=== Exercise task ===
Using the material that follows, identify and copy each line with the string "детей".
──────── Dataset content ────────
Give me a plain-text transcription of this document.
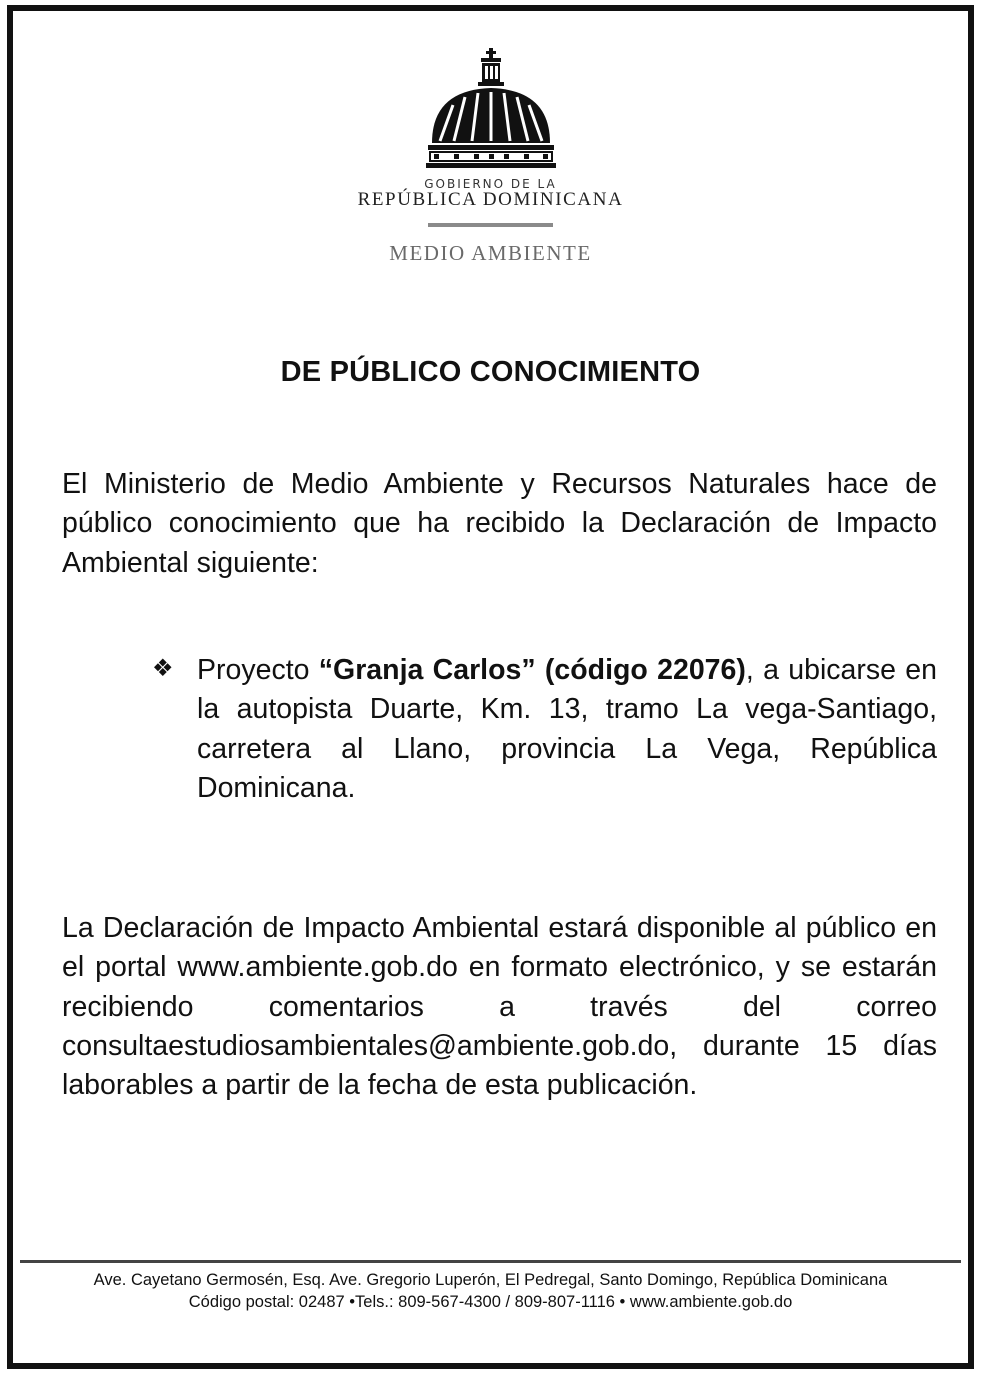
GOBIERNO DE LA
REPÚBLICA DOMINICANA
MEDIO AMBIENTE
DE PÚBLICO CONOCIMIENTO
El Ministerio de Medio Ambiente y Recursos Naturales hace de público conocimiento que ha recibido la Declaración de Impacto Ambiental siguiente:
❖ Proyecto “Granja Carlos” (código 22076), a ubicarse en la autopista Duarte, Km. 13, tramo La vega-Santiago, carretera al Llano, provincia La Vega, República Dominicana.
La Declaración de Impacto Ambiental estará disponible al público en el portal www.ambiente.gob.do en formato electrónico, y se estarán recibiendo comentarios a través del correo consultaestudiosambientales@ambiente.gob.do, durante 15 días laborables a partir de la fecha de esta publicación.
Ave. Cayetano Germosén, Esq. Ave. Gregorio Luperón, El Pedregal, Santo Domingo, República Dominicana
Código postal: 02487 •Tels.: 809-567-4300 / 809-807-1116 • www.ambiente.gob.do
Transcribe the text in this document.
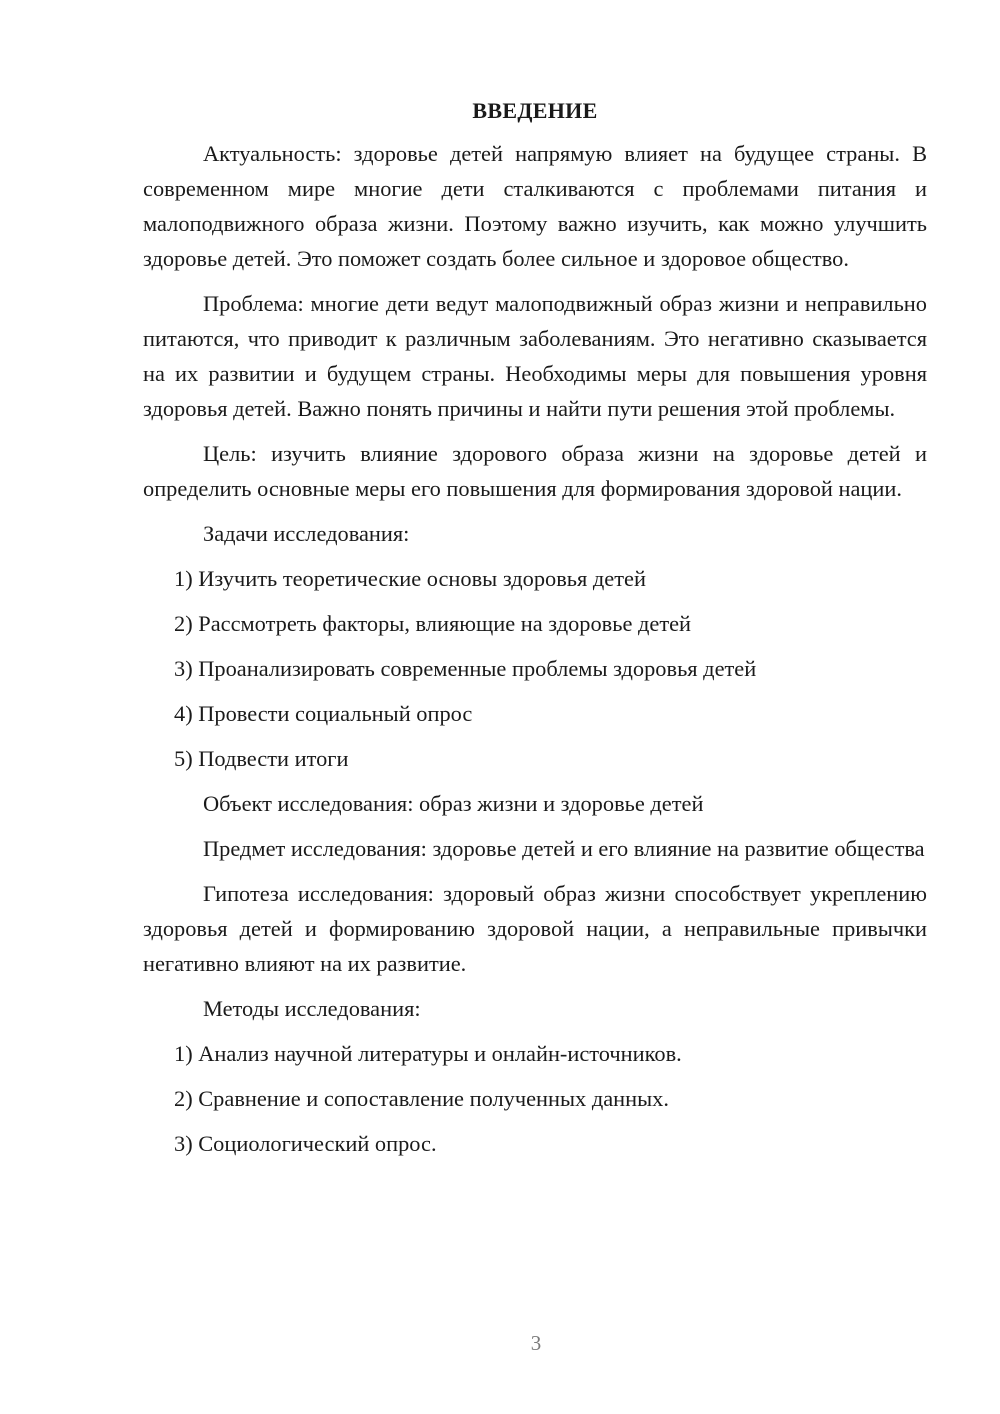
ВВЕДЕНИЕ

Актуальность: здоровье детей напрямую влияет на будущее страны. В современном мире многие дети сталкиваются с проблемами питания и малоподвижного образа жизни. Поэтому важно изучить, как можно улучшить здоровье детей. Это поможет создать более сильное и здоровое общество.

Проблема: многие дети ведут малоподвижный образ жизни и неправильно питаются, что приводит к различным заболеваниям. Это негативно сказывается на их развитии и будущем страны. Необходимы меры для повышения уровня здоровья детей. Важно понять причины и найти пути решения этой проблемы.

Цель: изучить влияние здорового образа жизни на здоровье детей и определить основные меры его повышения для формирования здоровой нации.

Задачи исследования:
1) Изучить теоретические основы здоровья детей
2) Рассмотреть факторы, влияющие на здоровье детей
3) Проанализировать современные проблемы здоровья детей
4) Провести социальный опрос
5) Подвести итоги
Объект исследования: образ жизни и здоровье детей

Предмет исследования: здоровье детей и его влияние на развитие общества

Гипотеза исследования: здоровый образ жизни способствует укреплению здоровья детей и формированию здоровой нации, а неправильные привычки негативно влияют на их развитие.

Методы исследования:
1) Анализ научной литературы и онлайн-источников.
2) Сравнение и сопоставление полученных данных.
3) Социологический опрос.
3
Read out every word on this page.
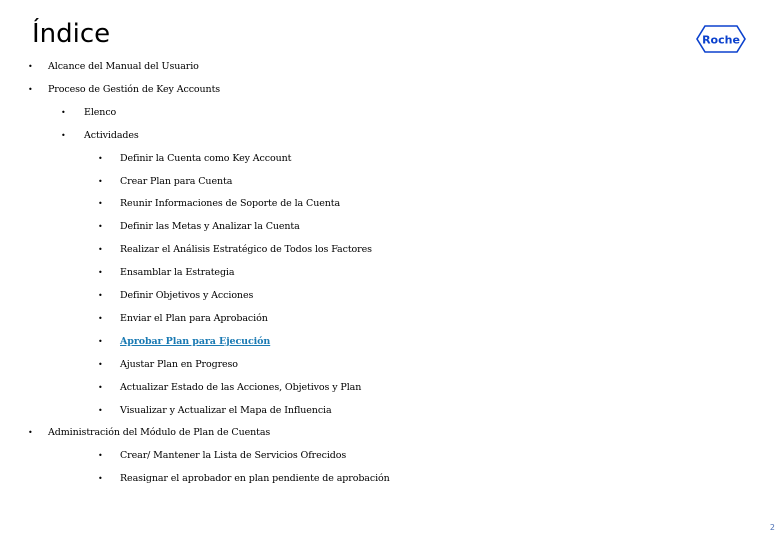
Índice	Roche
• Alcance del Manual del Usuario
• Proceso de Gestión de Key Accounts
• Elenco
• Actividades
• Definir la Cuenta como Key Account
• Crear Plan para Cuenta
• Reunir Informaciones de Soporte de la Cuenta
• Definir las Metas y Analizar la Cuenta
• Realizar el Análisis Estratégico de Todos los Factores
• Ensamblar la Estrategia
• Definir Objetivos y Acciones
• Enviar el Plan para Aprobación
• Aprobar Plan para Ejecución
• Ajustar Plan en Progreso
• Actualizar Estado de las Acciones, Objetivos y Plan
• Visualizar y Actualizar el Mapa de Influencia
• Administración del Módulo de Plan de Cuentas
• Crear/ Mantener la Lista de Servicios Ofrecidos
• Reasignar el aprobador en plan pendiente de aprobación
2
────────
=== Written solution ===
Актуальность: здоровье детей напрямую влияет на будущее страны. В современном мире многие дети сталкиваются с проблемами питания и малоподвижного образа жизни. Поэтому важно изучить, как можно улучшить здоровье детей. Это поможет создать более сильное и здоровое общество.
Проблема: многие дети ведут малоподвижный образ жизни и неправильно питаются, что приводит к различным заболеваниям. Это негативно сказывается на их развитии и будущем страны. Необходимы меры для повышения уровня здоровья детей. Важно понять причины и найти пути решения этой проблемы.
Цель: изучить влияние здорового образа жизни на здоровье детей и определить основные меры его повышения для формирования здоровой нации.
1) Изучить теоретические основы здоровья детей
2) Рассмотреть факторы, влияющие на здоровье детей
3) Проанализировать современные проблемы здоровья детей
Объект исследования: образ жизни и здоровье детей
Предмет исследования: здоровье детей и его влияние на развитие общества
Гипотеза исследования: здоровый образ жизни способствует укреплению здоровья детей и формированию здоровой нации, а неправильные привычки негативно влияют на их развитие.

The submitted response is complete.